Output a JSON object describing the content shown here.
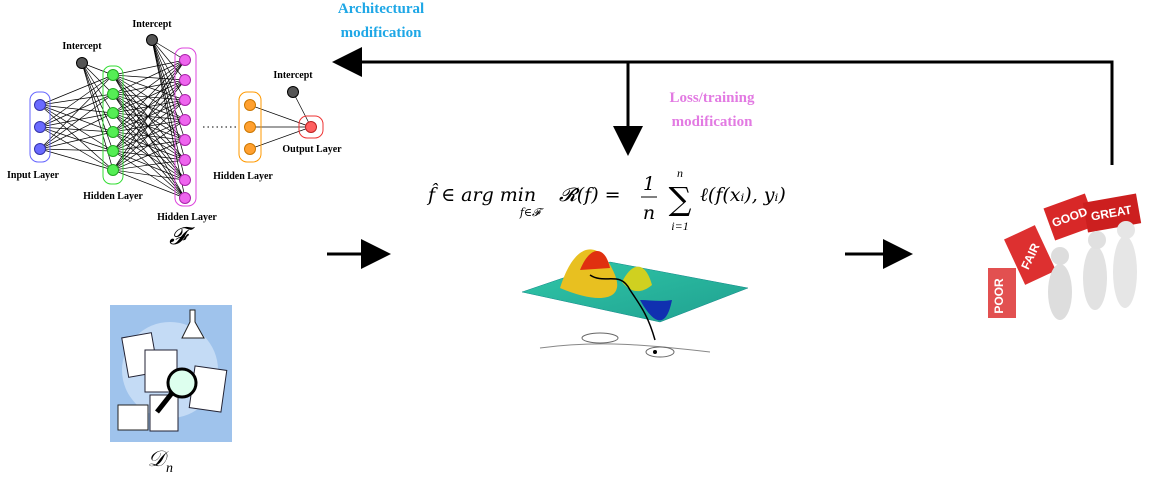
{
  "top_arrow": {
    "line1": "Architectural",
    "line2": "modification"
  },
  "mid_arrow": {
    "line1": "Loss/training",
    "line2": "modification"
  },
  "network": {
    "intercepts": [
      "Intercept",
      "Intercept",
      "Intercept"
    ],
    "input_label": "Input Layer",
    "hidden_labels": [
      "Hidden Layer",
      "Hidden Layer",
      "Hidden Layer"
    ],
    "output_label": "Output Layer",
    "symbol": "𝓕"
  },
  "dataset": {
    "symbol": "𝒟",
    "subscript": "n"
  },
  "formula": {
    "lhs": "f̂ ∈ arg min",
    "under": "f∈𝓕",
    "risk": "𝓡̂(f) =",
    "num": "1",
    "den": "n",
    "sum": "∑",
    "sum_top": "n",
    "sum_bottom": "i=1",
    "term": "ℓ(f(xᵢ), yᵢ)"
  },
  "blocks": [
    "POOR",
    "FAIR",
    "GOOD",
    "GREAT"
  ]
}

_ _ _ _ _ _ _

Repeat the data in full and exactly. Omit pictures.

Output a JSON object describing the content shown here.
{
  "top_arrow": {
    "line1": "Architectural",
    "line2": "modification"
  },
  "mid_arrow": {
    "line1": "Loss/training",
    "line2": "modification"
  },
  "network": {
    "intercepts": [
      "Intercept",
      "Intercept",
      "Intercept"
    ],
    "input_label": "Input Layer",
    "hidden_labels": [
      "Hidden Layer",
      "Hidden Layer",
      "Hidden Layer"
    ],
    "output_label": "Output Layer",
    "symbol": "𝓕"
  },
  "dataset": {
    "symbol": "𝒟",
    "subscript": "n"
  },
  "formula": {
    "lhs": "f̂ ∈ arg min",
    "under": "f∈𝓕",
    "risk": "𝓡̂(f) =",
    "num": "1",
    "den": "n",
    "sum": "∑",
    "sum_top": "n",
    "sum_bottom": "i=1",
    "term": "ℓ(f(xᵢ), yᵢ)"
  },
  "blocks": [
    "POOR",
    "FAIR",
    "GOOD",
    "GREAT"
  ]
}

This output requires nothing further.